_Problem details_
Write out the entries again exactly as they are given.

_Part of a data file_
-=-=-
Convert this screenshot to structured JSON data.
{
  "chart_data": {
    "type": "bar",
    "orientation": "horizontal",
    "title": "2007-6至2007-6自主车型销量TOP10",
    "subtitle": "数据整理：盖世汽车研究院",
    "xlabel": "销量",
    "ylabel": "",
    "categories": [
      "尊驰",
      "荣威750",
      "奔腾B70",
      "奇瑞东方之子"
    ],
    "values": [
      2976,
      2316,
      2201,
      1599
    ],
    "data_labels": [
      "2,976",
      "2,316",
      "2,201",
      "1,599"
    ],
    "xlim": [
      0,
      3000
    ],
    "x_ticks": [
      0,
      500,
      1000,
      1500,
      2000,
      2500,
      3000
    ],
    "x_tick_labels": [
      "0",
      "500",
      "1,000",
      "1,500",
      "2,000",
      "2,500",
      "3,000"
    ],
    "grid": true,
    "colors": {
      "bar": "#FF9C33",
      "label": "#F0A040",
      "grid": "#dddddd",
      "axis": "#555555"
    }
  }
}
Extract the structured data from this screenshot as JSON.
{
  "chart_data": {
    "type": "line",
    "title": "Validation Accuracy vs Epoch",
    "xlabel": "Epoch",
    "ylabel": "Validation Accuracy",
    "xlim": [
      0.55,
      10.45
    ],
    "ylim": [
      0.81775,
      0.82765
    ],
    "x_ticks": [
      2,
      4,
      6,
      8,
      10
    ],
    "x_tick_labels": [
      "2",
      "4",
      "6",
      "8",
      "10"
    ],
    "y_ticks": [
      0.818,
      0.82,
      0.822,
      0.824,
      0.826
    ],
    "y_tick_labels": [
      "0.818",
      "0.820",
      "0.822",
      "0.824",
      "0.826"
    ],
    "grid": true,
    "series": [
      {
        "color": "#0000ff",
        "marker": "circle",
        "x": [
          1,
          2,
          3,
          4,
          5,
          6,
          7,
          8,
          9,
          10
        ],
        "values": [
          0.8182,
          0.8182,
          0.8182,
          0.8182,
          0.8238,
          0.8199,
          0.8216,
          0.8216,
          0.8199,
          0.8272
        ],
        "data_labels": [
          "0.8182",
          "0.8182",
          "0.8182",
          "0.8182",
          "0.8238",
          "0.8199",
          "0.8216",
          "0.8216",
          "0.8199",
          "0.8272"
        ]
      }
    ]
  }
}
-=-=-
_Result of the task_
Convert this screenshot to structured JSON data.
{
  "chart_data": {
    "type": "bar",
    "orientation": "horizontal",
    "title": "2007-6至2007-6自主车型销量TOP10",
    "subtitle": "数据整理：盖世汽车研究院",
    "xlabel": "销量",
    "ylabel": "",
    "categories": [
      "尊驰",
      "荣威750",
      "奔腾B70",
      "奇瑞东方之子"
    ],
    "values": [
      2976,
      2316,
      2201,
      1599
    ],
    "data_labels": [
      "2,976",
      "2,316",
      "2,201",
      "1,599"
    ],
    "xlim": [
      0,
      3000
    ],
    "x_ticks": [
      0,
      500,
      1000,
      1500,
      2000,
      2500,
      3000
    ],
    "x_tick_labels": [
      "0",
      "500",
      "1,000",
      "1,500",
      "2,000",
      "2,500",
      "3,000"
    ],
    "grid": true,
    "colors": {
      "bar": "#FF9C33",
      "label": "#F0A040",
      "grid": "#dddddd",
      "axis": "#555555"
    }
  }
}
Extract the structured data from this screenshot as JSON.
{
  "chart_data": {
    "type": "line",
    "title": "Validation Accuracy vs Epoch",
    "xlabel": "Epoch",
    "ylabel": "Validation Accuracy",
    "xlim": [
      0.55,
      10.45
    ],
    "ylim": [
      0.81775,
      0.82765
    ],
    "x_ticks": [
      2,
      4,
      6,
      8,
      10
    ],
    "x_tick_labels": [
      "2",
      "4",
      "6",
      "8",
      "10"
    ],
    "y_ticks": [
      0.818,
      0.82,
      0.822,
      0.824,
      0.826
    ],
    "y_tick_labels": [
      "0.818",
      "0.820",
      "0.822",
      "0.824",
      "0.826"
    ],
    "grid": true,
    "series": [
      {
        "color": "#0000ff",
        "marker": "circle",
        "x": [
          1,
          2,
          3,
          4,
          5,
          6,
          7,
          8,
          9,
          10
        ],
        "values": [
          0.8182,
          0.8182,
          0.8182,
          0.8182,
          0.8238,
          0.8199,
          0.8216,
          0.8216,
          0.8199,
          0.8272
        ],
        "data_labels": [
          "0.8182",
          "0.8182",
          "0.8182",
          "0.8182",
          "0.8238",
          "0.8199",
          "0.8216",
          "0.8216",
          "0.8199",
          "0.8272"
        ]
      }
    ]
  }
}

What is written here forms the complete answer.